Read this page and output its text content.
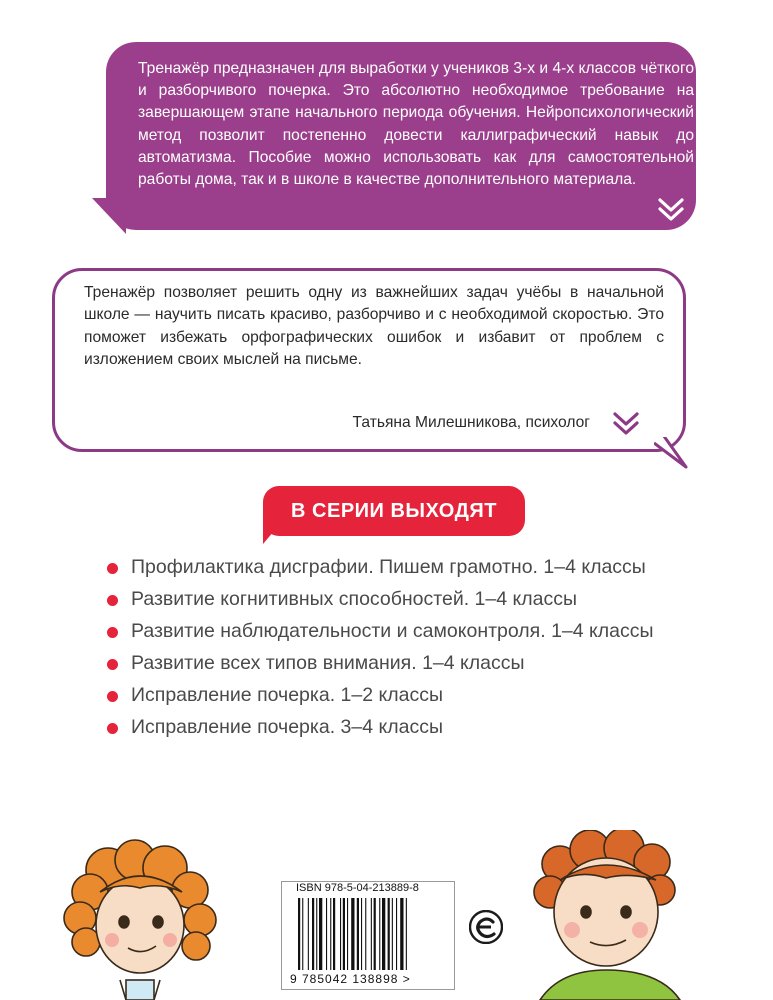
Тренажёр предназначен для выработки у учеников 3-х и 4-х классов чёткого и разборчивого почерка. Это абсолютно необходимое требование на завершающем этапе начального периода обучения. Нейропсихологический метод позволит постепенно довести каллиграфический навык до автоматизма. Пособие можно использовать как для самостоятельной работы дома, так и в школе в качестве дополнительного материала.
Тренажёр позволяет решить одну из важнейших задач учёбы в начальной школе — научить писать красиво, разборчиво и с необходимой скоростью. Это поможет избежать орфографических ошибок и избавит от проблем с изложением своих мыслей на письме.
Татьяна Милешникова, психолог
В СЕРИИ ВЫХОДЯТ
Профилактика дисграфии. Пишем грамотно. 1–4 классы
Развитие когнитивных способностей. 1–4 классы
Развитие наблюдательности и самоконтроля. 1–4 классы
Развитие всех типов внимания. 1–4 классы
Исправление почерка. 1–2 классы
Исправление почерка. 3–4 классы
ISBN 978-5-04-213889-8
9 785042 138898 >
_ _ _
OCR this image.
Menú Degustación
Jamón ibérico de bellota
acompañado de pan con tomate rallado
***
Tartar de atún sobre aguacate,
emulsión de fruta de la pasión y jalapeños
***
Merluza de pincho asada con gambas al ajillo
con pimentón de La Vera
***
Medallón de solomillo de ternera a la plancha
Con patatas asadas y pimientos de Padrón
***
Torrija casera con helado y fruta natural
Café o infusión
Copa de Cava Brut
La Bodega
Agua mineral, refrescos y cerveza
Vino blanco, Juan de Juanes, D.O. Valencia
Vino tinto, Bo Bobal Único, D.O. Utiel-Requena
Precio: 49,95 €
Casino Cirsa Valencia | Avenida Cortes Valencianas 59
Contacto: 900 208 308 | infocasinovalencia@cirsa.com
_ _ _
• **TASK INSTRUCTIONS**
From the data above, copy each line where the string "почерка" appears.

• **PROBLEM SOLUTION**
Тренажёр предназначен для выработки у учеников 3-х и 4-х классов чёткого и разборчивого почерка. Это абсолютно необходимое требование на завершающем этапе начального периода обучения. Нейропсихологический метод позволит постепенно довести каллиграфический навык до автоматизма. Пособие можно использовать как для самостоятельной работы дома, так и в школе в качестве дополнительного материала.
Исправление почерка. 1–2 классы
Исправление почерка. 3–4 классы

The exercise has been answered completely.